> **Exercise brief**
Reproduce all of the listing below without alteration.

> **Information given**
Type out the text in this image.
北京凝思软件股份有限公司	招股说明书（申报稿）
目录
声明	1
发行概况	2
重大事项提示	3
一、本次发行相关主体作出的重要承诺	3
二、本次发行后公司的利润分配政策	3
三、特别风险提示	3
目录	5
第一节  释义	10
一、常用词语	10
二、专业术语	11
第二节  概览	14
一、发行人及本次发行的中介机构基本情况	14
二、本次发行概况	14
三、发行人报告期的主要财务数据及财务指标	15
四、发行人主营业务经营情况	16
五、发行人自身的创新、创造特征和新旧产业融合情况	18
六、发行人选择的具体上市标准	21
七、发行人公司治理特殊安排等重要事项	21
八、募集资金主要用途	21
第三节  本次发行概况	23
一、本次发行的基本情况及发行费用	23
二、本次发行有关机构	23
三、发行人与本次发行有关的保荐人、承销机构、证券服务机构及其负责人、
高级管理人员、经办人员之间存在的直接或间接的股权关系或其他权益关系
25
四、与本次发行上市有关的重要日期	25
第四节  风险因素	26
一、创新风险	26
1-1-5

> **Full response**
Type out the text in this image.
北京凝思软件股份有限公司	招股说明书（申报稿）
目录
声明	1
发行概况	2
重大事项提示	3
一、本次发行相关主体作出的重要承诺	3
二、本次发行后公司的利润分配政策	3
三、特别风险提示	3
目录	5
第一节  释义	10
一、常用词语	10
二、专业术语	11
第二节  概览	14
一、发行人及本次发行的中介机构基本情况	14
二、本次发行概况	14
三、发行人报告期的主要财务数据及财务指标	15
四、发行人主营业务经营情况	16
五、发行人自身的创新、创造特征和新旧产业融合情况	18
六、发行人选择的具体上市标准	21
七、发行人公司治理特殊安排等重要事项	21
八、募集资金主要用途	21
第三节  本次发行概况	23
一、本次发行的基本情况及发行费用	23
二、本次发行有关机构	23
三、发行人与本次发行有关的保荐人、承销机构、证券服务机构及其负责人、
高级管理人员、经办人员之间存在的直接或间接的股权关系或其他权益关系
25
四、与本次发行上市有关的重要日期	25
第四节  风险因素	26
一、创新风险	26
1-1-5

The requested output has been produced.